■ Exercise details ■
Reproduce the listing below in full, substituting "pointer" for each occurrence of "leader" and leaving every other character unchanged.

[Start of Records shown]

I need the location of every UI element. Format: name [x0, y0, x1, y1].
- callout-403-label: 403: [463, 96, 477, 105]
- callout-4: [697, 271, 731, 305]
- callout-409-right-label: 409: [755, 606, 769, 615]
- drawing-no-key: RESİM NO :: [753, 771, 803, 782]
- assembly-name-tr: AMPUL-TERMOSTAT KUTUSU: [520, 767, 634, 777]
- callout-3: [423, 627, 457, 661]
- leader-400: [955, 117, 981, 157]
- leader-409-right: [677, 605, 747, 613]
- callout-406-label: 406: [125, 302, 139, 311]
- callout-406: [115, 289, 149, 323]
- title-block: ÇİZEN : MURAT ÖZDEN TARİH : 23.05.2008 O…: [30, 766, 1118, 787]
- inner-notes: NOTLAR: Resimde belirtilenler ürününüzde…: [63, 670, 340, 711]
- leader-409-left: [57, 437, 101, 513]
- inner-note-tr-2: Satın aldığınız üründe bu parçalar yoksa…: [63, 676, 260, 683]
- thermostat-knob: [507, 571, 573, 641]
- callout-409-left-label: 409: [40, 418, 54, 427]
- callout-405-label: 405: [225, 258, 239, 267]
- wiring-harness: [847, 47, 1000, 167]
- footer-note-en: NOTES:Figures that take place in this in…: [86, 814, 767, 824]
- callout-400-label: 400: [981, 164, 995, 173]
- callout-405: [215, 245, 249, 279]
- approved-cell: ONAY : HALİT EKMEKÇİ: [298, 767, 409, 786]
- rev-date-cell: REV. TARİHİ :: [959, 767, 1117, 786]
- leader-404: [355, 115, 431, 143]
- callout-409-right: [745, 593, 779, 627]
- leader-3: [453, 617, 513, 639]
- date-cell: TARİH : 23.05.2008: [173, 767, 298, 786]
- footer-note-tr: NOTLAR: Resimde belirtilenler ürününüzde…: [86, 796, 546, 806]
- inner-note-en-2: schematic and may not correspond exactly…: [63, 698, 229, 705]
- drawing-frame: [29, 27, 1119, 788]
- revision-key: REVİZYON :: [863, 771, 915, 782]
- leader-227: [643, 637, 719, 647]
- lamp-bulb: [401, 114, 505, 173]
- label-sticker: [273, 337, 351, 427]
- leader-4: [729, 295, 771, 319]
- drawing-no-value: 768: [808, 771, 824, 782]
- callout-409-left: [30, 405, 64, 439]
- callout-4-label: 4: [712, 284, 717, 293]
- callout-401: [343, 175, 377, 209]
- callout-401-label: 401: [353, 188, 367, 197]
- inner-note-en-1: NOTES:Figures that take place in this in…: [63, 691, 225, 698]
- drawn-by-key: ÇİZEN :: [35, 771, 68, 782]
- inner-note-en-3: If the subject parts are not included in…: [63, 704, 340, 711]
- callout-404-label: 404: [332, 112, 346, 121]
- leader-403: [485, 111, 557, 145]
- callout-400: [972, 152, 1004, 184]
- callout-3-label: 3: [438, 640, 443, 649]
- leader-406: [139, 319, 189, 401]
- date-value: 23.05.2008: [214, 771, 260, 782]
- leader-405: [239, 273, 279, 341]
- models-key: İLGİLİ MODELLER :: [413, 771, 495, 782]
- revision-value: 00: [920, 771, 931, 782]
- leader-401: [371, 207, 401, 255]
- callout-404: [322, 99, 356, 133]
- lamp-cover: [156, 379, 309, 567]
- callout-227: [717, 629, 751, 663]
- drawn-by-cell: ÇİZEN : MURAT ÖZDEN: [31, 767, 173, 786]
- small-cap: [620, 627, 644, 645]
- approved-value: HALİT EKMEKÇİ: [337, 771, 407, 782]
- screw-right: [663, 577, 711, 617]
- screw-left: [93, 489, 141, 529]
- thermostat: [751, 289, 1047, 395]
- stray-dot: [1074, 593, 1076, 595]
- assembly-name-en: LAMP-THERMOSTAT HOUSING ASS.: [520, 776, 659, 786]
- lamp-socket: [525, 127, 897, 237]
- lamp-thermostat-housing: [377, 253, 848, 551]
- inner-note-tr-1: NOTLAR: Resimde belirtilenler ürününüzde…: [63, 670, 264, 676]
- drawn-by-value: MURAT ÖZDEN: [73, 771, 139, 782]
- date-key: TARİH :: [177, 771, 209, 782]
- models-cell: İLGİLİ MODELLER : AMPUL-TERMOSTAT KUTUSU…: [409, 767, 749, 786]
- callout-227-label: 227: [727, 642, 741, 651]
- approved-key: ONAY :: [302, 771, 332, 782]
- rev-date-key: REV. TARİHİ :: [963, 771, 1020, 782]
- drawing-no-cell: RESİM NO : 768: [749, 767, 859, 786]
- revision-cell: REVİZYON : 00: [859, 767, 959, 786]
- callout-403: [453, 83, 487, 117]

[End of Records shown]

■ Final result ■
I need the location of every UI element. Format: name [x0, y0, x1, y1].
- callout-403-label: 403: [463, 96, 477, 105]
- callout-4: [697, 271, 731, 305]
- callout-409-right-label: 409: [755, 606, 769, 615]
- drawing-no-key: RESİM NO :: [753, 771, 803, 782]
- assembly-name-tr: AMPUL-TERMOSTAT KUTUSU: [520, 767, 634, 777]
- callout-3: [423, 627, 457, 661]
- pointer-400: [955, 117, 981, 157]
- pointer-409-right: [677, 605, 747, 613]
- callout-406-label: 406: [125, 302, 139, 311]
- callout-406: [115, 289, 149, 323]
- title-block: ÇİZEN : MURAT ÖZDEN TARİH : 23.05.2008 O…: [30, 766, 1118, 787]
- inner-notes: NOTLAR: Resimde belirtilenler ürününüzde…: [63, 670, 340, 711]
- pointer-409-left: [57, 437, 101, 513]
- inner-note-tr-2: Satın aldığınız üründe bu parçalar yoksa…: [63, 676, 260, 683]
- thermostat-knob: [507, 571, 573, 641]
- callout-409-left-label: 409: [40, 418, 54, 427]
- callout-405-label: 405: [225, 258, 239, 267]
- wiring-harness: [847, 47, 1000, 167]
- footer-note-en: NOTES:Figures that take place in this in…: [86, 814, 767, 824]
- callout-400-label: 400: [981, 164, 995, 173]
- callout-405: [215, 245, 249, 279]
- approved-cell: ONAY : HALİT EKMEKÇİ: [298, 767, 409, 786]
- rev-date-cell: REV. TARİHİ :: [959, 767, 1117, 786]
- pointer-404: [355, 115, 431, 143]
- callout-409-right: [745, 593, 779, 627]
- pointer-3: [453, 617, 513, 639]
- date-cell: TARİH : 23.05.2008: [173, 767, 298, 786]
- footer-note-tr: NOTLAR: Resimde belirtilenler ürününüzde…: [86, 796, 546, 806]
- inner-note-en-2: schematic and may not correspond exactly…: [63, 698, 229, 705]
- drawing-frame: [29, 27, 1119, 788]
- revision-key: REVİZYON :: [863, 771, 915, 782]
- pointer-227: [643, 637, 719, 647]
- lamp-bulb: [401, 114, 505, 173]
- label-sticker: [273, 337, 351, 427]
- pointer-4: [729, 295, 771, 319]
- drawing-no-value: 768: [808, 771, 824, 782]
- callout-409-left: [30, 405, 64, 439]
- callout-4-label: 4: [712, 284, 717, 293]
- callout-401: [343, 175, 377, 209]
- callout-401-label: 401: [353, 188, 367, 197]
- inner-note-en-1: NOTES:Figures that take place in this in…: [63, 691, 225, 698]
- drawn-by-key: ÇİZEN :: [35, 771, 68, 782]
- inner-note-en-3: If the subject parts are not included in…: [63, 704, 340, 711]
- callout-404-label: 404: [332, 112, 346, 121]
- pointer-403: [485, 111, 557, 145]
- callout-400: [972, 152, 1004, 184]
- callout-3-label: 3: [438, 640, 443, 649]
- pointer-406: [139, 319, 189, 401]
- date-value: 23.05.2008: [214, 771, 260, 782]
- pointer-405: [239, 273, 279, 341]
- models-key: İLGİLİ MODELLER :: [413, 771, 495, 782]
- revision-value: 00: [920, 771, 931, 782]
- pointer-401: [371, 207, 401, 255]
- callout-404: [322, 99, 356, 133]
- lamp-cover: [156, 379, 309, 567]
- callout-227: [717, 629, 751, 663]
- drawn-by-cell: ÇİZEN : MURAT ÖZDEN: [31, 767, 173, 786]
- small-cap: [620, 627, 644, 645]
- approved-value: HALİT EKMEKÇİ: [337, 771, 407, 782]
- screw-right: [663, 577, 711, 617]
- screw-left: [93, 489, 141, 529]
- thermostat: [751, 289, 1047, 395]
- stray-dot: [1074, 593, 1076, 595]
- assembly-name-en: LAMP-THERMOSTAT HOUSING ASS.: [520, 776, 659, 786]
- lamp-socket: [525, 127, 897, 237]
- lamp-thermostat-housing: [377, 253, 848, 551]
- inner-note-tr-1: NOTLAR: Resimde belirtilenler ürününüzde…: [63, 670, 264, 676]
- drawn-by-value: MURAT ÖZDEN: [73, 771, 139, 782]
- date-key: TARİH :: [177, 771, 209, 782]
- models-cell: İLGİLİ MODELLER : AMPUL-TERMOSTAT KUTUSU…: [409, 767, 749, 786]
- callout-227-label: 227: [727, 642, 741, 651]
- approved-key: ONAY :: [302, 771, 332, 782]
- rev-date-key: REV. TARİHİ :: [963, 771, 1020, 782]
- drawing-no-cell: RESİM NO : 768: [749, 767, 859, 786]
- revision-cell: REVİZYON : 00: [859, 767, 959, 786]
- callout-403: [453, 83, 487, 117]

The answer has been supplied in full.